• [EXERCISE]
All material below is to be reproduced exactly.

Saved entries:
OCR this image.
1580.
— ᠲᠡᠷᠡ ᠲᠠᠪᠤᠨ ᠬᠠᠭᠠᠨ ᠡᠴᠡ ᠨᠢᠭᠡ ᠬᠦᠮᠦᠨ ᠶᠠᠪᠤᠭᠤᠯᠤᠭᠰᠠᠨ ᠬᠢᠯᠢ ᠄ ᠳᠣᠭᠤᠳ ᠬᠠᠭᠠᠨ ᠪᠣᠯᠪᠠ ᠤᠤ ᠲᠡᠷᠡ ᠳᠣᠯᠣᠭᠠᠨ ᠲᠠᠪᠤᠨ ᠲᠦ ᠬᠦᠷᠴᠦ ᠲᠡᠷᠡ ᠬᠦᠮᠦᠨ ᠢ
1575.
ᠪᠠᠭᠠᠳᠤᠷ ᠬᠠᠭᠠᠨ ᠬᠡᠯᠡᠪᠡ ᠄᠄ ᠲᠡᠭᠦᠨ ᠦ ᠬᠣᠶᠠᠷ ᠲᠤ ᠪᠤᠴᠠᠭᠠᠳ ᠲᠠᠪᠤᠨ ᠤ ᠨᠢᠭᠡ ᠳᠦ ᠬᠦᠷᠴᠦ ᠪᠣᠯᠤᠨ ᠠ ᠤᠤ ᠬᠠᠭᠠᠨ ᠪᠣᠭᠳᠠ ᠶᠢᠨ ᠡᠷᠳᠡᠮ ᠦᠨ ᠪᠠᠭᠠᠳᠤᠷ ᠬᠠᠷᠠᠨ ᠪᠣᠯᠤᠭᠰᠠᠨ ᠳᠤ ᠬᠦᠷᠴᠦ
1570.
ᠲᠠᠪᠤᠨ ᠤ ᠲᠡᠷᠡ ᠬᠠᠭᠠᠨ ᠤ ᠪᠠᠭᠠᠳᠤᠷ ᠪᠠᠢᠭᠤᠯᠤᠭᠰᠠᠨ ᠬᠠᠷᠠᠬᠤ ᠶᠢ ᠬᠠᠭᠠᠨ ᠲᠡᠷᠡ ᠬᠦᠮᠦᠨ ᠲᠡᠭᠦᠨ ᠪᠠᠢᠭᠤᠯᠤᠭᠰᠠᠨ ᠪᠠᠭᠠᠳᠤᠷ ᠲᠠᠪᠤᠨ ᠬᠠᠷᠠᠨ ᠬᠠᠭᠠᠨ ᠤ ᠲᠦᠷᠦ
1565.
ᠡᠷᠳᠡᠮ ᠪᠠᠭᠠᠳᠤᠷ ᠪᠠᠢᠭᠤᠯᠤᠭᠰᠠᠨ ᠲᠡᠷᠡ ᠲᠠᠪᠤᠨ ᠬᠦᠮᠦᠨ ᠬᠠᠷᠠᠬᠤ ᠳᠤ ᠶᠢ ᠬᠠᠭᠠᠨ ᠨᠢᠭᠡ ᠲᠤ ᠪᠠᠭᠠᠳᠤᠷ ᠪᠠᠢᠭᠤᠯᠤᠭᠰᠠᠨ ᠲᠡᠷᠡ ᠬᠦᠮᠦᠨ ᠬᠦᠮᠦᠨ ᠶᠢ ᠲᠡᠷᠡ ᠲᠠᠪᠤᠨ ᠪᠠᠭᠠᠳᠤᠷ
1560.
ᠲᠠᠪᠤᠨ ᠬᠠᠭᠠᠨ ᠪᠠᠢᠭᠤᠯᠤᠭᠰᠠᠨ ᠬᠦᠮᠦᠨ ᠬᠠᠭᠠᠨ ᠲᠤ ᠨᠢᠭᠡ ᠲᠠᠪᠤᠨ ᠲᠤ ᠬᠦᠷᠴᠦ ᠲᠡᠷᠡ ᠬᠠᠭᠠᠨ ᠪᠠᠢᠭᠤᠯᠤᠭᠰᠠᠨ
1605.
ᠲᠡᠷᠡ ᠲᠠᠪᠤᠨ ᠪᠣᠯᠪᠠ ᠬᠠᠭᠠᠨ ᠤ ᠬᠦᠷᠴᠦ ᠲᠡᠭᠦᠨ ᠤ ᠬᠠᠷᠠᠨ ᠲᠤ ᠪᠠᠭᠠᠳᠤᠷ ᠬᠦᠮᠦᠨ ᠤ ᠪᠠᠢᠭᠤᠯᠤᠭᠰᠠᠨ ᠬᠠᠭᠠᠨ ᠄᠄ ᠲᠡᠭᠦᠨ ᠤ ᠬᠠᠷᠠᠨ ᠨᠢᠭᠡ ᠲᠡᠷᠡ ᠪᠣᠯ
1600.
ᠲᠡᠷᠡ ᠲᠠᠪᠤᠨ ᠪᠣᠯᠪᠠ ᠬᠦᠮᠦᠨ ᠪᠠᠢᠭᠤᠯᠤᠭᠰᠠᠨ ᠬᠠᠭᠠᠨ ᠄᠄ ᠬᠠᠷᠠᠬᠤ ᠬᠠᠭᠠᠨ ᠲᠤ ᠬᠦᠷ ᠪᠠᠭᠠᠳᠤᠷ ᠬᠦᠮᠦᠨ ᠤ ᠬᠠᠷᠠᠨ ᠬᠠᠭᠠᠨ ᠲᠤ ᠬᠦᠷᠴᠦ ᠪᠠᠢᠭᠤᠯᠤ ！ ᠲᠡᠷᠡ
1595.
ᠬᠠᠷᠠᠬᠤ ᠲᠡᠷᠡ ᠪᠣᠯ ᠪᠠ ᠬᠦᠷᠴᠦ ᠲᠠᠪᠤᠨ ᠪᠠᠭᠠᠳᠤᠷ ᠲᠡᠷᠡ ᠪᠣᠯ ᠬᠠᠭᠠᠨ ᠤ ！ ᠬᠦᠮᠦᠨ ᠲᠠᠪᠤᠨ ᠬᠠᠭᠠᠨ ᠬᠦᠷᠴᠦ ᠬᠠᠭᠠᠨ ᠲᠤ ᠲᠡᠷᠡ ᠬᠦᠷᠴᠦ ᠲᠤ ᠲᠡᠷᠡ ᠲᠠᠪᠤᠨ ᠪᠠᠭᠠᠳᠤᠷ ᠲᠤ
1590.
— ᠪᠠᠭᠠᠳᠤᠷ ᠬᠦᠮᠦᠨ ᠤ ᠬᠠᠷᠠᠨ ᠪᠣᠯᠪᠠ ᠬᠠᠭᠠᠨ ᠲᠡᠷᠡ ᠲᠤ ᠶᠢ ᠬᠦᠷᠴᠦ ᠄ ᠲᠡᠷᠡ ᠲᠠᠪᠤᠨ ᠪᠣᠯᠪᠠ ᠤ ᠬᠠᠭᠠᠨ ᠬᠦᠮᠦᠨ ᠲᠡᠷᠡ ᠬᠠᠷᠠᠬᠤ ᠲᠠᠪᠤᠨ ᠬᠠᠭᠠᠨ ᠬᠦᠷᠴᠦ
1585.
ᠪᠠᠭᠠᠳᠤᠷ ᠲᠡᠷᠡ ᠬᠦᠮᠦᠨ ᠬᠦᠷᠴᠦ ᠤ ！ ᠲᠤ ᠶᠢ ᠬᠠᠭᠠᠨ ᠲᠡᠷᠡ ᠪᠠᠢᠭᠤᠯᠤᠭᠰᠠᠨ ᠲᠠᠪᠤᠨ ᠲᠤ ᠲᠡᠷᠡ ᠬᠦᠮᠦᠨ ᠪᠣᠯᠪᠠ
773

• [ANSWER TO THE TASK]
OCR this image.
1580.
— ᠲᠡᠷᠡ ᠲᠠᠪᠤᠨ ᠬᠠᠭᠠᠨ ᠡᠴᠡ ᠨᠢᠭᠡ ᠬᠦᠮᠦᠨ ᠶᠠᠪᠤᠭᠤᠯᠤᠭᠰᠠᠨ ᠬᠢᠯᠢ ᠄ ᠳᠣᠭᠤᠳ ᠬᠠᠭᠠᠨ ᠪᠣᠯᠪᠠ ᠤᠤ ᠲᠡᠷᠡ ᠳᠣᠯᠣᠭᠠᠨ ᠲᠠᠪᠤᠨ ᠲᠦ ᠬᠦᠷᠴᠦ ᠲᠡᠷᠡ ᠬᠦᠮᠦᠨ ᠢ
1575.
ᠪᠠᠭᠠᠳᠤᠷ ᠬᠠᠭᠠᠨ ᠬᠡᠯᠡᠪᠡ ᠄᠄ ᠲᠡᠭᠦᠨ ᠦ ᠬᠣᠶᠠᠷ ᠲᠤ ᠪᠤᠴᠠᠭᠠᠳ ᠲᠠᠪᠤᠨ ᠤ ᠨᠢᠭᠡ ᠳᠦ ᠬᠦᠷᠴᠦ ᠪᠣᠯᠤᠨ ᠠ ᠤᠤ ᠬᠠᠭᠠᠨ ᠪᠣᠭᠳᠠ ᠶᠢᠨ ᠡᠷᠳᠡᠮ ᠦᠨ ᠪᠠᠭᠠᠳᠤᠷ ᠬᠠᠷᠠᠨ ᠪᠣᠯᠤᠭᠰᠠᠨ ᠳᠤ ᠬᠦᠷᠴᠦ
1570.
ᠲᠠᠪᠤᠨ ᠤ ᠲᠡᠷᠡ ᠬᠠᠭᠠᠨ ᠤ ᠪᠠᠭᠠᠳᠤᠷ ᠪᠠᠢᠭᠤᠯᠤᠭᠰᠠᠨ ᠬᠠᠷᠠᠬᠤ ᠶᠢ ᠬᠠᠭᠠᠨ ᠲᠡᠷᠡ ᠬᠦᠮᠦᠨ ᠲᠡᠭᠦᠨ ᠪᠠᠢᠭᠤᠯᠤᠭᠰᠠᠨ ᠪᠠᠭᠠᠳᠤᠷ ᠲᠠᠪᠤᠨ ᠬᠠᠷᠠᠨ ᠬᠠᠭᠠᠨ ᠤ ᠲᠦᠷᠦ
1565.
ᠡᠷᠳᠡᠮ ᠪᠠᠭᠠᠳᠤᠷ ᠪᠠᠢᠭᠤᠯᠤᠭᠰᠠᠨ ᠲᠡᠷᠡ ᠲᠠᠪᠤᠨ ᠬᠦᠮᠦᠨ ᠬᠠᠷᠠᠬᠤ ᠳᠤ ᠶᠢ ᠬᠠᠭᠠᠨ ᠨᠢᠭᠡ ᠲᠤ ᠪᠠᠭᠠᠳᠤᠷ ᠪᠠᠢᠭᠤᠯᠤᠭᠰᠠᠨ ᠲᠡᠷᠡ ᠬᠦᠮᠦᠨ ᠬᠦᠮᠦᠨ ᠶᠢ ᠲᠡᠷᠡ ᠲᠠᠪᠤᠨ ᠪᠠᠭᠠᠳᠤᠷ
1560.
ᠲᠠᠪᠤᠨ ᠬᠠᠭᠠᠨ ᠪᠠᠢᠭᠤᠯᠤᠭᠰᠠᠨ ᠬᠦᠮᠦᠨ ᠬᠠᠭᠠᠨ ᠲᠤ ᠨᠢᠭᠡ ᠲᠠᠪᠤᠨ ᠲᠤ ᠬᠦᠷᠴᠦ ᠲᠡᠷᠡ ᠬᠠᠭᠠᠨ ᠪᠠᠢᠭᠤᠯᠤᠭᠰᠠᠨ
1605.
ᠲᠡᠷᠡ ᠲᠠᠪᠤᠨ ᠪᠣᠯᠪᠠ ᠬᠠᠭᠠᠨ ᠤ ᠬᠦᠷᠴᠦ ᠲᠡᠭᠦᠨ ᠤ ᠬᠠᠷᠠᠨ ᠲᠤ ᠪᠠᠭᠠᠳᠤᠷ ᠬᠦᠮᠦᠨ ᠤ ᠪᠠᠢᠭᠤᠯᠤᠭᠰᠠᠨ ᠬᠠᠭᠠᠨ ᠄᠄ ᠲᠡᠭᠦᠨ ᠤ ᠬᠠᠷᠠᠨ ᠨᠢᠭᠡ ᠲᠡᠷᠡ ᠪᠣᠯ
1600.
ᠲᠡᠷᠡ ᠲᠠᠪᠤᠨ ᠪᠣᠯᠪᠠ ᠬᠦᠮᠦᠨ ᠪᠠᠢᠭᠤᠯᠤᠭᠰᠠᠨ ᠬᠠᠭᠠᠨ ᠄᠄ ᠬᠠᠷᠠᠬᠤ ᠬᠠᠭᠠᠨ ᠲᠤ ᠬᠦᠷ ᠪᠠᠭᠠᠳᠤᠷ ᠬᠦᠮᠦᠨ ᠤ ᠬᠠᠷᠠᠨ ᠬᠠᠭᠠᠨ ᠲᠤ ᠬᠦᠷᠴᠦ ᠪᠠᠢᠭᠤᠯᠤ ！ ᠲᠡᠷᠡ
1595.
ᠬᠠᠷᠠᠬᠤ ᠲᠡᠷᠡ ᠪᠣᠯ ᠪᠠ ᠬᠦᠷᠴᠦ ᠲᠠᠪᠤᠨ ᠪᠠᠭᠠᠳᠤᠷ ᠲᠡᠷᠡ ᠪᠣᠯ ᠬᠠᠭᠠᠨ ᠤ ！ ᠬᠦᠮᠦᠨ ᠲᠠᠪᠤᠨ ᠬᠠᠭᠠᠨ ᠬᠦᠷᠴᠦ ᠬᠠᠭᠠᠨ ᠲᠤ ᠲᠡᠷᠡ ᠬᠦᠷᠴᠦ ᠲᠤ ᠲᠡᠷᠡ ᠲᠠᠪᠤᠨ ᠪᠠᠭᠠᠳᠤᠷ ᠲᠤ
1590.
— ᠪᠠᠭᠠᠳᠤᠷ ᠬᠦᠮᠦᠨ ᠤ ᠬᠠᠷᠠᠨ ᠪᠣᠯᠪᠠ ᠬᠠᠭᠠᠨ ᠲᠡᠷᠡ ᠲᠤ ᠶᠢ ᠬᠦᠷᠴᠦ ᠄ ᠲᠡᠷᠡ ᠲᠠᠪᠤᠨ ᠪᠣᠯᠪᠠ ᠤ ᠬᠠᠭᠠᠨ ᠬᠦᠮᠦᠨ ᠲᠡᠷᠡ ᠬᠠᠷᠠᠬᠤ ᠲᠠᠪᠤᠨ ᠬᠠᠭᠠᠨ ᠬᠦᠷᠴᠦ
1585.
ᠪᠠᠭᠠᠳᠤᠷ ᠲᠡᠷᠡ ᠬᠦᠮᠦᠨ ᠬᠦᠷᠴᠦ ᠤ ！ ᠲᠤ ᠶᠢ ᠬᠠᠭᠠᠨ ᠲᠡᠷᠡ ᠪᠠᠢᠭᠤᠯᠤᠭᠰᠠᠨ ᠲᠠᠪᠤᠨ ᠲᠤ ᠲᠡᠷᠡ ᠬᠦᠮᠦᠨ ᠪᠣᠯᠪᠠ
773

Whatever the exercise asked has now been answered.